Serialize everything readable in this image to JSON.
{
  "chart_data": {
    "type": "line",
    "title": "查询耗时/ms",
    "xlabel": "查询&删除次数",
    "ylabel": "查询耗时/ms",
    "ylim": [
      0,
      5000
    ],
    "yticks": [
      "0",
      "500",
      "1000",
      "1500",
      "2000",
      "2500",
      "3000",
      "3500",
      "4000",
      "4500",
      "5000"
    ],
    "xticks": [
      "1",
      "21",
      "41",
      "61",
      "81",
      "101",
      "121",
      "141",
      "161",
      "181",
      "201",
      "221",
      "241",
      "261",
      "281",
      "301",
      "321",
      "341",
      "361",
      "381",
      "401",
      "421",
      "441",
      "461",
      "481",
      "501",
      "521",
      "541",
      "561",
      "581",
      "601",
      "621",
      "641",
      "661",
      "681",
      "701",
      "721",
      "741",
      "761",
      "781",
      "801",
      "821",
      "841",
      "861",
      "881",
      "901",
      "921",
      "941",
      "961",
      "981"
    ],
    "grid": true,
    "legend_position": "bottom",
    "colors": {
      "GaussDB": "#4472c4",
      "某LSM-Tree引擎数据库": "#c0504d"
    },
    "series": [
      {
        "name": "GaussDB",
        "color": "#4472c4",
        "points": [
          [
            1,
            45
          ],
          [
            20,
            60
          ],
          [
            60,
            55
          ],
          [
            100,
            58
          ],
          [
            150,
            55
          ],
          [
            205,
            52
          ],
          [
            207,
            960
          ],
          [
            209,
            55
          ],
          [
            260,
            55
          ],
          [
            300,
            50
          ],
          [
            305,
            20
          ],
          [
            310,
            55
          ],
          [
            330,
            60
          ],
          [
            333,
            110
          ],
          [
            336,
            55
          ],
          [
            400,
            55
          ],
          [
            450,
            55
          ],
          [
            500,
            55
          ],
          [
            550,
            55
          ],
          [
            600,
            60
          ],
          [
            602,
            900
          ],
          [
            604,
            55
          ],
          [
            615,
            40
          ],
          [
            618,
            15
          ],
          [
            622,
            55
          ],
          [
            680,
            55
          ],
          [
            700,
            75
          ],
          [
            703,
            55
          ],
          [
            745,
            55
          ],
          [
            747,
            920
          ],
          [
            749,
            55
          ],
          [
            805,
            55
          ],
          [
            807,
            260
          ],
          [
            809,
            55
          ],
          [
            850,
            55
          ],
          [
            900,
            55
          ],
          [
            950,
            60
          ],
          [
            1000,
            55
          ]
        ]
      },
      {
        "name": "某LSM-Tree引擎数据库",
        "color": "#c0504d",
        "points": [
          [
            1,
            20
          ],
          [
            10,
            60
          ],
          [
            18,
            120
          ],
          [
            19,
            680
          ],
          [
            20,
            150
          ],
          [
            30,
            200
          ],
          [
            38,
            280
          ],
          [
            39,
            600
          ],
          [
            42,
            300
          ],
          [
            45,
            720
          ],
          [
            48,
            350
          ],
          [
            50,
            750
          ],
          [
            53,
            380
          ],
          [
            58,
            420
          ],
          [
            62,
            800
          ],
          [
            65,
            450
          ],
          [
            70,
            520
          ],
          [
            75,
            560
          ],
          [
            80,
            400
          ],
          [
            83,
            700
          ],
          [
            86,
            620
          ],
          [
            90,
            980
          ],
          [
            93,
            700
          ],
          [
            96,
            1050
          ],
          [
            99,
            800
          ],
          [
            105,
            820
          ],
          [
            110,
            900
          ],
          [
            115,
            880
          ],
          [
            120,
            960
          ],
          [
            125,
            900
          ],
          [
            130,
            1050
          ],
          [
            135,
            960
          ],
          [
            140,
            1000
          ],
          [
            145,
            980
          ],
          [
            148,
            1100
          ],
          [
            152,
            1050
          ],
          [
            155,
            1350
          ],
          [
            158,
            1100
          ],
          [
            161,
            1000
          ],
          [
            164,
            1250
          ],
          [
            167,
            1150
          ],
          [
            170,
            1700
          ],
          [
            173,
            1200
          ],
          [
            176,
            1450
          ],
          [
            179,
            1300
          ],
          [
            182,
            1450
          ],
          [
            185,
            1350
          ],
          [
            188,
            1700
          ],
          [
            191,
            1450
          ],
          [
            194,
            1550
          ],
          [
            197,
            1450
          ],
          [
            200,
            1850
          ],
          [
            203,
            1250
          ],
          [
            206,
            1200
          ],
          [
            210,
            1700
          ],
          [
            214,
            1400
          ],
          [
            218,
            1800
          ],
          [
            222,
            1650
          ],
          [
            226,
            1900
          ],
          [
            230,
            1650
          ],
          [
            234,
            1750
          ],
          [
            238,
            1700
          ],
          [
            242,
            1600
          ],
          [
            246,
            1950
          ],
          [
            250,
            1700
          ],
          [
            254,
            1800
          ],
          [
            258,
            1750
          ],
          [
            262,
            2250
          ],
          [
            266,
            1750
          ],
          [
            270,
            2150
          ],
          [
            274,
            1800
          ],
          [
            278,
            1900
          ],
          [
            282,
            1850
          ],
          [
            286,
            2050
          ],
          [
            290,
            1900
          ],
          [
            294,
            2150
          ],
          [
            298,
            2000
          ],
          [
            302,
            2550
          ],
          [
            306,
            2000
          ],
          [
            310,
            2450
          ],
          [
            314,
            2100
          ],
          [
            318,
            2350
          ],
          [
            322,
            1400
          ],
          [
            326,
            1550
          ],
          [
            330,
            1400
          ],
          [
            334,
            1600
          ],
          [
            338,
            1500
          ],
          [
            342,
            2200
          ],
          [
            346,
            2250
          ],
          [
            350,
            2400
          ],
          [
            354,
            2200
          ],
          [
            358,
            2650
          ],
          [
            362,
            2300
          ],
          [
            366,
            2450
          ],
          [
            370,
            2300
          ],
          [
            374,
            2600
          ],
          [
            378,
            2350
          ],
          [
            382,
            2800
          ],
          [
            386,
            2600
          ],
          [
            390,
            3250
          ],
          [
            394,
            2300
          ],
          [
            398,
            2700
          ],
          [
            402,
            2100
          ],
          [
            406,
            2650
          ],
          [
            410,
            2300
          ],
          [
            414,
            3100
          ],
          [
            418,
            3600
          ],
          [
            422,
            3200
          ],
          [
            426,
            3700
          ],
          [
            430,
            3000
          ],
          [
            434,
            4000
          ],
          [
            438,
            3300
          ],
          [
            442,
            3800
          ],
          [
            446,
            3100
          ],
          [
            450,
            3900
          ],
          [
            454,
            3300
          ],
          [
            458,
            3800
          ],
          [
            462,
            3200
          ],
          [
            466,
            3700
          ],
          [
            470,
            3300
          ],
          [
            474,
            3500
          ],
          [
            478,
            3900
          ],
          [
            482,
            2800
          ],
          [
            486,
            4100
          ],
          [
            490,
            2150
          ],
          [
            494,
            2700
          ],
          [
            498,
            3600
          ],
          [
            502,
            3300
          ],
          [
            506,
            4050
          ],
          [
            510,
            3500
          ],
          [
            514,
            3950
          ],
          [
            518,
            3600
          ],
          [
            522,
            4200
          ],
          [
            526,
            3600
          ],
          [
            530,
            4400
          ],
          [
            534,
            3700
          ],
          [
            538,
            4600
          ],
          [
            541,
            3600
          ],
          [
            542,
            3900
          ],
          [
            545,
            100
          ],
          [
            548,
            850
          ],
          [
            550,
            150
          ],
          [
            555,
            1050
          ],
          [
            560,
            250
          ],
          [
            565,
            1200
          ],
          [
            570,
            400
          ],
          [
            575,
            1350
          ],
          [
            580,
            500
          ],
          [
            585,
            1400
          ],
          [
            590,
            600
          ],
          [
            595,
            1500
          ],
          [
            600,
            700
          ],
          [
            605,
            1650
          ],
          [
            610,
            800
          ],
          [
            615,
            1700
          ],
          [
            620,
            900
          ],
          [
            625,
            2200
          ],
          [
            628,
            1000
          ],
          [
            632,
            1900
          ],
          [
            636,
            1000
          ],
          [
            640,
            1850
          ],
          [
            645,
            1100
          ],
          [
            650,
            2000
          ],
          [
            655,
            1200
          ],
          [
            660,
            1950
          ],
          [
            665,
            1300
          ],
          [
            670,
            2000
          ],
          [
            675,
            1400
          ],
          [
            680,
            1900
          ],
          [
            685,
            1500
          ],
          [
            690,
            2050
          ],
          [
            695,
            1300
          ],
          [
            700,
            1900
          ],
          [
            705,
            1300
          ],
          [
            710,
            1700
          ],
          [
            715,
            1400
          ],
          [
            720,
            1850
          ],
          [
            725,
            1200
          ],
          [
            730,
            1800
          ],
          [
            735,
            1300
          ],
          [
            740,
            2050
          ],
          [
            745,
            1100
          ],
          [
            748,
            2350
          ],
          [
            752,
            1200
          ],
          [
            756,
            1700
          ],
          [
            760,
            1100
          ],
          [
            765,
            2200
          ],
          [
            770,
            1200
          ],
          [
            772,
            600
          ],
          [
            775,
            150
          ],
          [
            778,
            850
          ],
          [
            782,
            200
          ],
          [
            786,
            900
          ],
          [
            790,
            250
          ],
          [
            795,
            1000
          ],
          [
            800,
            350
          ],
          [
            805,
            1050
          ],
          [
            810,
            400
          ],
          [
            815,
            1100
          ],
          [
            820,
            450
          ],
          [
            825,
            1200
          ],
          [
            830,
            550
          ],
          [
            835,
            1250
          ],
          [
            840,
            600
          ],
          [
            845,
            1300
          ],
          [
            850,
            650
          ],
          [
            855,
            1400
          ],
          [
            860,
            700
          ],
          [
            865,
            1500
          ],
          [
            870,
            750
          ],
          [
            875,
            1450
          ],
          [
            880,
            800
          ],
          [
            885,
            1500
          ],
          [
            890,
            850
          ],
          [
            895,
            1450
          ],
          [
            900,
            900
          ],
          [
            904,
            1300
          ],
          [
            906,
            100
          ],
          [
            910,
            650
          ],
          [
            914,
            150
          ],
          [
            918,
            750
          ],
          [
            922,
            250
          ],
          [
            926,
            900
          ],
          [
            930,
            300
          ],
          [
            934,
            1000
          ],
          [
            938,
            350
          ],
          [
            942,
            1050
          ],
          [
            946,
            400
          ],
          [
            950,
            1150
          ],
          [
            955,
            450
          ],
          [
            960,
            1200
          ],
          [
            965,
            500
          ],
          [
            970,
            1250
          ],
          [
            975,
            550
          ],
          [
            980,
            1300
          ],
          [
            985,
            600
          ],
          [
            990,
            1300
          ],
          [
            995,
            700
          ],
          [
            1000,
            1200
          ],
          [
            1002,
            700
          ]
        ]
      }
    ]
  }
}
####
**Problem description**
Count how many lines above include the word "某LSM" and answer with that figure only.

**Task result**
2